> [Brief]
Below are the records; reproduce all of them exactly but without any images.

--- Record list ---

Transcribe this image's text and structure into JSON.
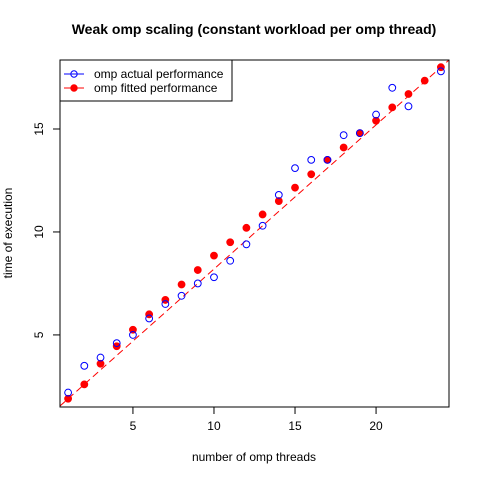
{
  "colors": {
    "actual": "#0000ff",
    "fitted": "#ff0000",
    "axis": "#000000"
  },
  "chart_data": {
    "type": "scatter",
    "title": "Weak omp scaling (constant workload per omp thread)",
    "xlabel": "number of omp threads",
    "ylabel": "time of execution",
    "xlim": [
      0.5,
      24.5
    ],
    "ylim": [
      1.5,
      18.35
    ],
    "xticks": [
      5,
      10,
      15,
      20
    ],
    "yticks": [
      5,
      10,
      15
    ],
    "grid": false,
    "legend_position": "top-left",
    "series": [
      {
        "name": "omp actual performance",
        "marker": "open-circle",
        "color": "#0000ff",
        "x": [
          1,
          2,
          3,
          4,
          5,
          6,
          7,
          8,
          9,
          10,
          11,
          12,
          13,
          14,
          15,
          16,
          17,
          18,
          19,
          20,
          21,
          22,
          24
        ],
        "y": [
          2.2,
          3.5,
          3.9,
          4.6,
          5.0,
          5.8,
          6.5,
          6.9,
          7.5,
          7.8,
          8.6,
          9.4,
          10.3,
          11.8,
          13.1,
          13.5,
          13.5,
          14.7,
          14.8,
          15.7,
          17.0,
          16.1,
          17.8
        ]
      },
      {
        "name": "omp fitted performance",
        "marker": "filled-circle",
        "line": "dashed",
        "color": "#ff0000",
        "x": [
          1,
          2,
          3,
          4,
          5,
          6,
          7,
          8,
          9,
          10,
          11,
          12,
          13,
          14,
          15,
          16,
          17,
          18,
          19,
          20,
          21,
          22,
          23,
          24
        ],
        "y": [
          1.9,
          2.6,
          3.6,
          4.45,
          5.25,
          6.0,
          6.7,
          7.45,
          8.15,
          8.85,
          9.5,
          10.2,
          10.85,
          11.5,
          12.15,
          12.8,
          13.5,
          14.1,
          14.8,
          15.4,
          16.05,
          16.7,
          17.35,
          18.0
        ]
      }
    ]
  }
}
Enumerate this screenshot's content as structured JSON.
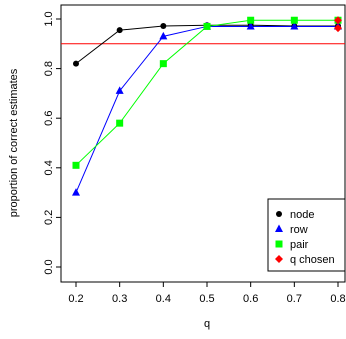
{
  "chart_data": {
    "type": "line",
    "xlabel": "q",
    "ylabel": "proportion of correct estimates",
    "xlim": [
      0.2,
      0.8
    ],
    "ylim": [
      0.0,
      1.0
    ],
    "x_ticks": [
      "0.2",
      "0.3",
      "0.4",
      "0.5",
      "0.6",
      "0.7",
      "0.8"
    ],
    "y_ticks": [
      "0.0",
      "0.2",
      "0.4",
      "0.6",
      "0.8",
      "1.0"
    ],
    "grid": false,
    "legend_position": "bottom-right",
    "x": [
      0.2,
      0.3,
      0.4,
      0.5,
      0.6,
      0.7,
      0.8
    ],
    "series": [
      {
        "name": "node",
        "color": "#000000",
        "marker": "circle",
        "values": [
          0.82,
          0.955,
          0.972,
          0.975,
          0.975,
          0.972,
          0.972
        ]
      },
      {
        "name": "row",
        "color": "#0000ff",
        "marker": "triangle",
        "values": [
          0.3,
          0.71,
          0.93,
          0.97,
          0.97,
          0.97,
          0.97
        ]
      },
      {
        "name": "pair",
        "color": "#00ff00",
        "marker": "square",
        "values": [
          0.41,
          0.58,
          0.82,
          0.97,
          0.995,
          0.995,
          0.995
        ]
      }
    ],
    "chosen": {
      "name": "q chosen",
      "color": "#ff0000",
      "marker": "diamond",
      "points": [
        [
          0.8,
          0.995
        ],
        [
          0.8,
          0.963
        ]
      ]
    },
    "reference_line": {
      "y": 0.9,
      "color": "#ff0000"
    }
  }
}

---

> [Exercise solution]
Transcribe this image's text and structure into JSON.
{
  "colors": {
    "actual": "#0000ff",
    "fitted": "#ff0000",
    "axis": "#000000"
  },
  "chart_data": {
    "type": "scatter",
    "title": "Weak omp scaling (constant workload per omp thread)",
    "xlabel": "number of omp threads",
    "ylabel": "time of execution",
    "xlim": [
      0.5,
      24.5
    ],
    "ylim": [
      1.5,
      18.35
    ],
    "xticks": [
      5,
      10,
      15,
      20
    ],
    "yticks": [
      5,
      10,
      15
    ],
    "grid": false,
    "legend_position": "top-left",
    "series": [
      {
        "name": "omp actual performance",
        "marker": "open-circle",
        "color": "#0000ff",
        "x": [
          1,
          2,
          3,
          4,
          5,
          6,
          7,
          8,
          9,
          10,
          11,
          12,
          13,
          14,
          15,
          16,
          17,
          18,
          19,
          20,
          21,
          22,
          24
        ],
        "y": [
          2.2,
          3.5,
          3.9,
          4.6,
          5.0,
          5.8,
          6.5,
          6.9,
          7.5,
          7.8,
          8.6,
          9.4,
          10.3,
          11.8,
          13.1,
          13.5,
          13.5,
          14.7,
          14.8,
          15.7,
          17.0,
          16.1,
          17.8
        ]
      },
      {
        "name": "omp fitted performance",
        "marker": "filled-circle",
        "line": "dashed",
        "color": "#ff0000",
        "x": [
          1,
          2,
          3,
          4,
          5,
          6,
          7,
          8,
          9,
          10,
          11,
          12,
          13,
          14,
          15,
          16,
          17,
          18,
          19,
          20,
          21,
          22,
          23,
          24
        ],
        "y": [
          1.9,
          2.6,
          3.6,
          4.45,
          5.25,
          6.0,
          6.7,
          7.45,
          8.15,
          8.85,
          9.5,
          10.2,
          10.85,
          11.5,
          12.15,
          12.8,
          13.5,
          14.1,
          14.8,
          15.4,
          16.05,
          16.7,
          17.35,
          18.0
        ]
      }
    ]
  }
}
Enumerate this screenshot's content as structured JSON.
{
  "chart_data": {
    "type": "line",
    "xlabel": "q",
    "ylabel": "proportion of correct estimates",
    "xlim": [
      0.2,
      0.8
    ],
    "ylim": [
      0.0,
      1.0
    ],
    "x_ticks": [
      "0.2",
      "0.3",
      "0.4",
      "0.5",
      "0.6",
      "0.7",
      "0.8"
    ],
    "y_ticks": [
      "0.0",
      "0.2",
      "0.4",
      "0.6",
      "0.8",
      "1.0"
    ],
    "grid": false,
    "legend_position": "bottom-right",
    "x": [
      0.2,
      0.3,
      0.4,
      0.5,
      0.6,
      0.7,
      0.8
    ],
    "series": [
      {
        "name": "node",
        "color": "#000000",
        "marker": "circle",
        "values": [
          0.82,
          0.955,
          0.972,
          0.975,
          0.975,
          0.972,
          0.972
        ]
      },
      {
        "name": "row",
        "color": "#0000ff",
        "marker": "triangle",
        "values": [
          0.3,
          0.71,
          0.93,
          0.97,
          0.97,
          0.97,
          0.97
        ]
      },
      {
        "name": "pair",
        "color": "#00ff00",
        "marker": "square",
        "values": [
          0.41,
          0.58,
          0.82,
          0.97,
          0.995,
          0.995,
          0.995
        ]
      }
    ],
    "chosen": {
      "name": "q chosen",
      "color": "#ff0000",
      "marker": "diamond",
      "points": [
        [
          0.8,
          0.995
        ],
        [
          0.8,
          0.963
        ]
      ]
    },
    "reference_line": {
      "y": 0.9,
      "color": "#ff0000"
    }
  }
}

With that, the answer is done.